Collection entries:

begin

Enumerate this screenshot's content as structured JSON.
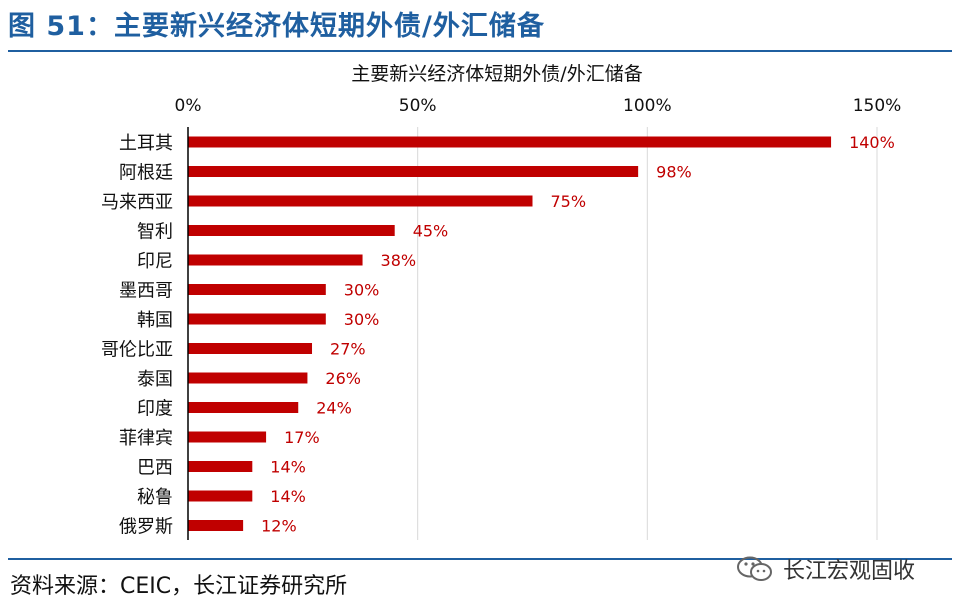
{
  "figure_title": "图 51：主要新兴经济体短期外债/外汇储备",
  "source": "资料来源：CEIC，长江证券研究所",
  "watermark": {
    "text": "长江宏观固收",
    "icon": "wechat-icon"
  },
  "colors": {
    "bar": "#c00000",
    "label": "#c00000",
    "title": "#1f5fa0",
    "grid": "#d9d9d9"
  },
  "chart_data": {
    "type": "bar",
    "orientation": "horizontal",
    "title": "主要新兴经济体短期外债/外汇储备",
    "categories": [
      "土耳其",
      "阿根廷",
      "马来西亚",
      "智利",
      "印尼",
      "墨西哥",
      "韩国",
      "哥伦比亚",
      "泰国",
      "印度",
      "菲律宾",
      "巴西",
      "秘鲁",
      "俄罗斯"
    ],
    "values": [
      140,
      98,
      75,
      45,
      38,
      30,
      30,
      27,
      26,
      24,
      17,
      14,
      14,
      12
    ],
    "value_labels": [
      "140%",
      "98%",
      "75%",
      "45%",
      "38%",
      "30%",
      "30%",
      "27%",
      "26%",
      "24%",
      "17%",
      "14%",
      "14%",
      "12%"
    ],
    "xlim": [
      0,
      150
    ],
    "xticks": [
      0,
      50,
      100,
      150
    ],
    "xtick_labels": [
      "0%",
      "50%",
      "100%",
      "150%"
    ],
    "axis_position": "top",
    "grid": "vertical",
    "legend": "none"
  }
}
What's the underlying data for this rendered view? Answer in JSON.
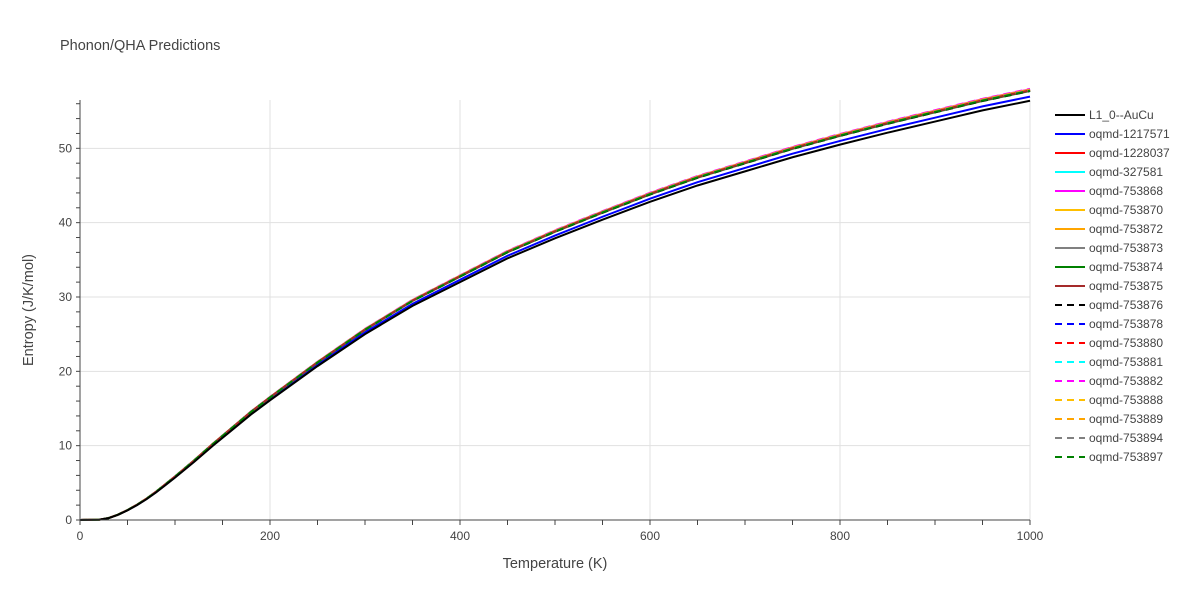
{
  "chart_data": {
    "type": "line",
    "title": "Phonon/QHA Predictions",
    "xlabel": "Temperature (K)",
    "ylabel": "Entropy (J/K/mol)",
    "xlim": [
      0,
      1000
    ],
    "ylim": [
      0,
      56.5
    ],
    "xticks": [
      0,
      200,
      400,
      600,
      800,
      1000
    ],
    "yticks": [
      0,
      10,
      20,
      30,
      40,
      50
    ],
    "grid": true,
    "legend_position": "right",
    "x": [
      0,
      20,
      30,
      40,
      50,
      60,
      70,
      80,
      90,
      100,
      120,
      140,
      160,
      180,
      200,
      250,
      300,
      350,
      400,
      450,
      500,
      550,
      600,
      650,
      700,
      750,
      800,
      850,
      900,
      950,
      1000
    ],
    "series": [
      {
        "name": "L1_0--AuCu",
        "color": "#000000",
        "dash": false,
        "values": [
          0,
          0.03,
          0.25,
          0.7,
          1.3,
          2.0,
          2.8,
          3.7,
          4.7,
          5.7,
          7.8,
          10.0,
          12.1,
          14.2,
          16.1,
          20.7,
          25.0,
          28.8,
          32.0,
          35.2,
          37.9,
          40.4,
          42.8,
          45.0,
          46.9,
          48.8,
          50.5,
          52.1,
          53.6,
          55.1,
          56.4
        ]
      }
    ],
    "band": [
      {
        "name": "oqmd-1217571",
        "color": "#0000ff",
        "dash": false,
        "offset": 0.55
      },
      {
        "name": "oqmd-1228037",
        "color": "#ff0000",
        "dash": false,
        "offset": 1.35
      },
      {
        "name": "oqmd-327581",
        "color": "#00ffff",
        "dash": false,
        "offset": 1.4
      },
      {
        "name": "oqmd-753868",
        "color": "#ff00ff",
        "dash": false,
        "offset": 1.55
      },
      {
        "name": "oqmd-753870",
        "color": "#ffbf00",
        "dash": false,
        "offset": 1.5
      },
      {
        "name": "oqmd-753872",
        "color": "#ffa500",
        "dash": false,
        "offset": 1.45
      },
      {
        "name": "oqmd-753873",
        "color": "#808080",
        "dash": false,
        "offset": 1.3
      },
      {
        "name": "oqmd-753874",
        "color": "#008000",
        "dash": false,
        "offset": 1.35
      },
      {
        "name": "oqmd-753875",
        "color": "#a52a2a",
        "dash": false,
        "offset": 1.4
      },
      {
        "name": "oqmd-753876",
        "color": "#000000",
        "dash": true,
        "offset": 1.3
      },
      {
        "name": "oqmd-753878",
        "color": "#0000ff",
        "dash": true,
        "offset": 1.45
      },
      {
        "name": "oqmd-753880",
        "color": "#ff0000",
        "dash": true,
        "offset": 1.5
      },
      {
        "name": "oqmd-753881",
        "color": "#00ffff",
        "dash": true,
        "offset": 1.55
      },
      {
        "name": "oqmd-753882",
        "color": "#ff00ff",
        "dash": true,
        "offset": 1.6
      },
      {
        "name": "oqmd-753888",
        "color": "#ffbf00",
        "dash": true,
        "offset": 1.45
      },
      {
        "name": "oqmd-753889",
        "color": "#ffa500",
        "dash": true,
        "offset": 1.5
      },
      {
        "name": "oqmd-753894",
        "color": "#808080",
        "dash": true,
        "offset": 1.4
      },
      {
        "name": "oqmd-753897",
        "color": "#008000",
        "dash": true,
        "offset": 1.35
      }
    ]
  }
}
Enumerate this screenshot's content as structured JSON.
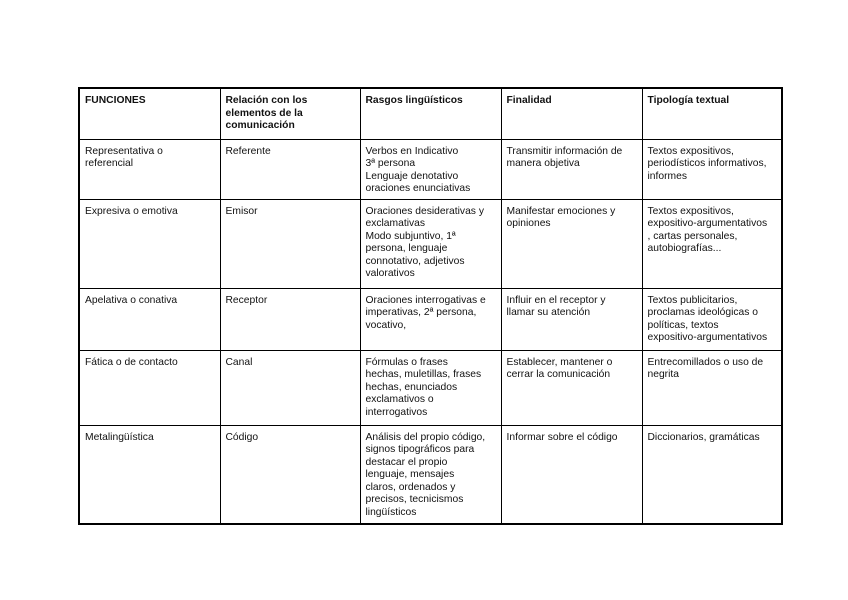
{
  "table": {
    "headers": [
      "FUNCIONES",
      "Relación con los\nelementos de la\ncomunicación",
      "Rasgos lingüísticos",
      "Finalidad",
      "Tipología textual"
    ],
    "rows": [
      [
        "Representativa o\nreferencial",
        "Referente",
        "Verbos en Indicativo\n3ª persona\nLenguaje denotativo\noraciones enunciativas",
        "Transmitir información de\nmanera objetiva",
        "Textos expositivos,\nperiodísticos informativos,\ninformes"
      ],
      [
        "Expresiva o emotiva",
        "Emisor",
        "Oraciones desiderativas y\nexclamativas\nModo subjuntivo, 1ª\npersona, lenguaje\nconnotativo, adjetivos\nvalorativos",
        "Manifestar emociones y\nopiniones",
        "Textos expositivos,\nexpositivo-argumentativos\n, cartas personales,\nautobiografías..."
      ],
      [
        "Apelativa o conativa",
        "Receptor",
        "Oraciones interrogativas e\nimperativas, 2ª persona,\nvocativo,",
        "Influir en el receptor y\nllamar su atención",
        "Textos publicitarios,\nproclamas ideológicas o\npolíticas, textos\nexpositivo-argumentativos"
      ],
      [
        "Fática o de contacto",
        "Canal",
        "Fórmulas o frases\nhechas, muletillas, frases\nhechas, enunciados\nexclamativos o\ninterrogativos",
        "Establecer, mantener o\ncerrar la comunicación",
        "Entrecomillados o uso de\nnegrita"
      ],
      [
        "Metalingüística",
        "Código",
        "Análisis del propio código,\nsignos tipográficos para\ndestacar el propio\nlenguaje, mensajes\nclaros, ordenados y\nprecisos, tecnicismos\nlingüísticos",
        "Informar sobre el código",
        "Diccionarios, gramáticas"
      ]
    ]
  }
}
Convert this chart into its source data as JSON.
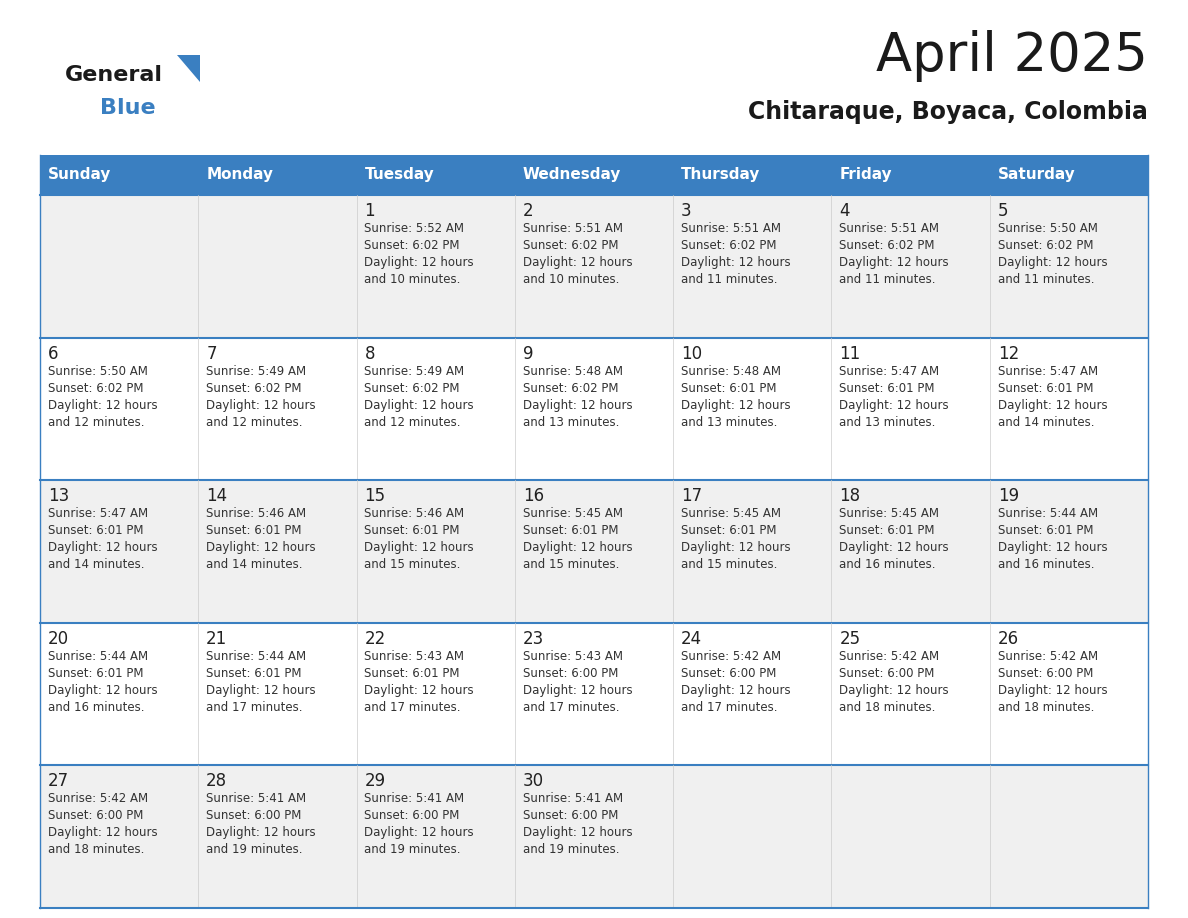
{
  "title": "April 2025",
  "subtitle": "Chitaraque, Boyaca, Colombia",
  "header_color": "#3a7fc1",
  "header_text_color": "#ffffff",
  "row_bg_colors": [
    "#f0f0f0",
    "#ffffff"
  ],
  "border_color": "#3a7fc1",
  "cell_border_color": "#cccccc",
  "text_color": "#333333",
  "day_num_color": "#222222",
  "days_of_week": [
    "Sunday",
    "Monday",
    "Tuesday",
    "Wednesday",
    "Thursday",
    "Friday",
    "Saturday"
  ],
  "calendar_data": [
    [
      {
        "day": "",
        "sunrise": "",
        "sunset": "",
        "daylight": ""
      },
      {
        "day": "",
        "sunrise": "",
        "sunset": "",
        "daylight": ""
      },
      {
        "day": "1",
        "sunrise": "5:52 AM",
        "sunset": "6:02 PM",
        "daylight": "12 hours and 10 minutes."
      },
      {
        "day": "2",
        "sunrise": "5:51 AM",
        "sunset": "6:02 PM",
        "daylight": "12 hours and 10 minutes."
      },
      {
        "day": "3",
        "sunrise": "5:51 AM",
        "sunset": "6:02 PM",
        "daylight": "12 hours and 11 minutes."
      },
      {
        "day": "4",
        "sunrise": "5:51 AM",
        "sunset": "6:02 PM",
        "daylight": "12 hours and 11 minutes."
      },
      {
        "day": "5",
        "sunrise": "5:50 AM",
        "sunset": "6:02 PM",
        "daylight": "12 hours and 11 minutes."
      }
    ],
    [
      {
        "day": "6",
        "sunrise": "5:50 AM",
        "sunset": "6:02 PM",
        "daylight": "12 hours and 12 minutes."
      },
      {
        "day": "7",
        "sunrise": "5:49 AM",
        "sunset": "6:02 PM",
        "daylight": "12 hours and 12 minutes."
      },
      {
        "day": "8",
        "sunrise": "5:49 AM",
        "sunset": "6:02 PM",
        "daylight": "12 hours and 12 minutes."
      },
      {
        "day": "9",
        "sunrise": "5:48 AM",
        "sunset": "6:02 PM",
        "daylight": "12 hours and 13 minutes."
      },
      {
        "day": "10",
        "sunrise": "5:48 AM",
        "sunset": "6:01 PM",
        "daylight": "12 hours and 13 minutes."
      },
      {
        "day": "11",
        "sunrise": "5:47 AM",
        "sunset": "6:01 PM",
        "daylight": "12 hours and 13 minutes."
      },
      {
        "day": "12",
        "sunrise": "5:47 AM",
        "sunset": "6:01 PM",
        "daylight": "12 hours and 14 minutes."
      }
    ],
    [
      {
        "day": "13",
        "sunrise": "5:47 AM",
        "sunset": "6:01 PM",
        "daylight": "12 hours and 14 minutes."
      },
      {
        "day": "14",
        "sunrise": "5:46 AM",
        "sunset": "6:01 PM",
        "daylight": "12 hours and 14 minutes."
      },
      {
        "day": "15",
        "sunrise": "5:46 AM",
        "sunset": "6:01 PM",
        "daylight": "12 hours and 15 minutes."
      },
      {
        "day": "16",
        "sunrise": "5:45 AM",
        "sunset": "6:01 PM",
        "daylight": "12 hours and 15 minutes."
      },
      {
        "day": "17",
        "sunrise": "5:45 AM",
        "sunset": "6:01 PM",
        "daylight": "12 hours and 15 minutes."
      },
      {
        "day": "18",
        "sunrise": "5:45 AM",
        "sunset": "6:01 PM",
        "daylight": "12 hours and 16 minutes."
      },
      {
        "day": "19",
        "sunrise": "5:44 AM",
        "sunset": "6:01 PM",
        "daylight": "12 hours and 16 minutes."
      }
    ],
    [
      {
        "day": "20",
        "sunrise": "5:44 AM",
        "sunset": "6:01 PM",
        "daylight": "12 hours and 16 minutes."
      },
      {
        "day": "21",
        "sunrise": "5:44 AM",
        "sunset": "6:01 PM",
        "daylight": "12 hours and 17 minutes."
      },
      {
        "day": "22",
        "sunrise": "5:43 AM",
        "sunset": "6:01 PM",
        "daylight": "12 hours and 17 minutes."
      },
      {
        "day": "23",
        "sunrise": "5:43 AM",
        "sunset": "6:00 PM",
        "daylight": "12 hours and 17 minutes."
      },
      {
        "day": "24",
        "sunrise": "5:42 AM",
        "sunset": "6:00 PM",
        "daylight": "12 hours and 17 minutes."
      },
      {
        "day": "25",
        "sunrise": "5:42 AM",
        "sunset": "6:00 PM",
        "daylight": "12 hours and 18 minutes."
      },
      {
        "day": "26",
        "sunrise": "5:42 AM",
        "sunset": "6:00 PM",
        "daylight": "12 hours and 18 minutes."
      }
    ],
    [
      {
        "day": "27",
        "sunrise": "5:42 AM",
        "sunset": "6:00 PM",
        "daylight": "12 hours and 18 minutes."
      },
      {
        "day": "28",
        "sunrise": "5:41 AM",
        "sunset": "6:00 PM",
        "daylight": "12 hours and 19 minutes."
      },
      {
        "day": "29",
        "sunrise": "5:41 AM",
        "sunset": "6:00 PM",
        "daylight": "12 hours and 19 minutes."
      },
      {
        "day": "30",
        "sunrise": "5:41 AM",
        "sunset": "6:00 PM",
        "daylight": "12 hours and 19 minutes."
      },
      {
        "day": "",
        "sunrise": "",
        "sunset": "",
        "daylight": ""
      },
      {
        "day": "",
        "sunrise": "",
        "sunset": "",
        "daylight": ""
      },
      {
        "day": "",
        "sunrise": "",
        "sunset": "",
        "daylight": ""
      }
    ]
  ],
  "logo_general_color": "#1a1a1a",
  "logo_blue_color": "#3a7fc1",
  "title_color": "#1a1a1a",
  "subtitle_color": "#1a1a1a"
}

end

__Exercise prompt__.
Copy out every line from the records that has the word "argumentativos".

__Answer to the problem__.
        "Textos expositivos,\nexpositivo-argumentativos\n, cartas personales,\nautobiografías..."
        "Textos publicitarios,\nproclamas ideológicas o\npolíticas, textos\nexpositivo-argumentativos"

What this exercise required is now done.